Start Source records

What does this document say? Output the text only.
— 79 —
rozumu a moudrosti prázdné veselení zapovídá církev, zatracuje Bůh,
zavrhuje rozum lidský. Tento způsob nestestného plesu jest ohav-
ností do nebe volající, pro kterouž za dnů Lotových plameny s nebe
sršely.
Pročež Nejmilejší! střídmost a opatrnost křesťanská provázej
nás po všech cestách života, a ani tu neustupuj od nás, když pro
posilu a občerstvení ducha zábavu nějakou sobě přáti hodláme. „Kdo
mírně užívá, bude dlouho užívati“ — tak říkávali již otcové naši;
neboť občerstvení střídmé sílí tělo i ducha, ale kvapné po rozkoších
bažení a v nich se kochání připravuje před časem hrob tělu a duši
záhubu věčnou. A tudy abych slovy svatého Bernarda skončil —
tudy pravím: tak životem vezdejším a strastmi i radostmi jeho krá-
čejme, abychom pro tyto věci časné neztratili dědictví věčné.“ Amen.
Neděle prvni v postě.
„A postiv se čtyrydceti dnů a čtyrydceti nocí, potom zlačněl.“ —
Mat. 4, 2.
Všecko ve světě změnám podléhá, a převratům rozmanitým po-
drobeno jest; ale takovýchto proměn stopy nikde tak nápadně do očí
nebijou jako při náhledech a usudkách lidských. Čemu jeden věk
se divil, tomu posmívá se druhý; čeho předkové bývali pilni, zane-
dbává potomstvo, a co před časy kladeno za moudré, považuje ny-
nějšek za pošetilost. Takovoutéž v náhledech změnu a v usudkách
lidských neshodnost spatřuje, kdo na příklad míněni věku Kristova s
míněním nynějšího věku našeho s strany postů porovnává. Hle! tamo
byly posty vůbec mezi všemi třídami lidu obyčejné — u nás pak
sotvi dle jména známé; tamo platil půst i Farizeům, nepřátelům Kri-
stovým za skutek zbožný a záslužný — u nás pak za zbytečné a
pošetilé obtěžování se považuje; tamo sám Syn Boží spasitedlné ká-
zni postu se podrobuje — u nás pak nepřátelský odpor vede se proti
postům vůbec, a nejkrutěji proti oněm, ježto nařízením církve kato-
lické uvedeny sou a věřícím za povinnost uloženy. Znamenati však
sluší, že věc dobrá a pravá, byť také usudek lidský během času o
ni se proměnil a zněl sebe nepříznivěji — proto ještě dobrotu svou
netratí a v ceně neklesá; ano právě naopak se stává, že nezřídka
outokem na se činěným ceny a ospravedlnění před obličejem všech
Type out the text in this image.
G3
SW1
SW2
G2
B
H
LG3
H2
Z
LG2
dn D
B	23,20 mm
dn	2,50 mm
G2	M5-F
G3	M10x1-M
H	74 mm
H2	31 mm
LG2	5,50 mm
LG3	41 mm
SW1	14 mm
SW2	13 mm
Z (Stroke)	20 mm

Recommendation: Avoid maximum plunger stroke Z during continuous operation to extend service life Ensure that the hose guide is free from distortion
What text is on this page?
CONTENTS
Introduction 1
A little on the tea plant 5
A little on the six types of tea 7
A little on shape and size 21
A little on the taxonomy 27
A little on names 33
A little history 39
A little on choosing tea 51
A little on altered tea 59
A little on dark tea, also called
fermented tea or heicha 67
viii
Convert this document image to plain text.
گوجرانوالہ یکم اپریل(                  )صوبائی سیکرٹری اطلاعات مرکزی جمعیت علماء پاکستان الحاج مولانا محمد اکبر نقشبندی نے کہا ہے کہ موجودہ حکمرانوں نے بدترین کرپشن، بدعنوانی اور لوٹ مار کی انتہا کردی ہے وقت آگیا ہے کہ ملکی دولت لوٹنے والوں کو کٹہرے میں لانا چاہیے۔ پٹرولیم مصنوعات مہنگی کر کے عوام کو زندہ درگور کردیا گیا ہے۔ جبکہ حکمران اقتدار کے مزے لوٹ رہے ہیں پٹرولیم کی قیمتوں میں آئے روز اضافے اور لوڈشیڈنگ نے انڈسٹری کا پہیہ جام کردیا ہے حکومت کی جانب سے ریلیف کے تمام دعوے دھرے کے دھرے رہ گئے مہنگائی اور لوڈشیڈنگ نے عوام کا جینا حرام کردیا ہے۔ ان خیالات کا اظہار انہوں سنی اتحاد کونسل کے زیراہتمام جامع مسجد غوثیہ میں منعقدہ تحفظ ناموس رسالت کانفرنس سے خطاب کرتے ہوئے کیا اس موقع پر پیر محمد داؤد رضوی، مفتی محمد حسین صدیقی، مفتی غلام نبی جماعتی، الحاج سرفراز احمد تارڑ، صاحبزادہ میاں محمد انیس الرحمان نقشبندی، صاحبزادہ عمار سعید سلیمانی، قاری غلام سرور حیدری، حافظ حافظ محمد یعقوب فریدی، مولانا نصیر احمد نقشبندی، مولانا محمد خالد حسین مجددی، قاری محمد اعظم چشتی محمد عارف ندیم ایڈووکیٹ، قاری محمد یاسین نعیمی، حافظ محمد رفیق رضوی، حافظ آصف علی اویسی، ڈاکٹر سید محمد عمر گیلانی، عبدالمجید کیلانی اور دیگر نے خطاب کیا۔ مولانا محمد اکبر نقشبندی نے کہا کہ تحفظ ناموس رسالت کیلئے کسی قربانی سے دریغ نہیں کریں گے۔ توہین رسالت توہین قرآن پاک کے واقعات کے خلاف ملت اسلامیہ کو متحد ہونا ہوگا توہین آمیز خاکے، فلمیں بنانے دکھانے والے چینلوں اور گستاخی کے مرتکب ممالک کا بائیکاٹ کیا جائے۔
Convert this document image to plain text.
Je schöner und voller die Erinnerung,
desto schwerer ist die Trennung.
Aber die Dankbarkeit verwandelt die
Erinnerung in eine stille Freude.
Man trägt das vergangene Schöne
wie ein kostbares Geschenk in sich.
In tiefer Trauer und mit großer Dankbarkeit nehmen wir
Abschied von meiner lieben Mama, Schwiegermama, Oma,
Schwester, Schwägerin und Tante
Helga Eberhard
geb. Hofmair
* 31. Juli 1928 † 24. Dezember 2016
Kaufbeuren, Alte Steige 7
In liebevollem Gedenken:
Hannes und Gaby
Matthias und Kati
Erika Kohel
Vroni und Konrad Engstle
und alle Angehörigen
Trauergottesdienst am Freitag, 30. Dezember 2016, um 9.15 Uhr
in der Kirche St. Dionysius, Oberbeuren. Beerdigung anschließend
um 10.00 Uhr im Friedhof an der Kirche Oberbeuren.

End Source records

Challenge ▸
From the data above, copy each line that has the string "náhledech".

Result ▸
nebijou jako při náhledech a usudkách lidských. Čemu jeden věk
nějšek za pošetilost. Takovoutéž v náhledech změnu a v usudkách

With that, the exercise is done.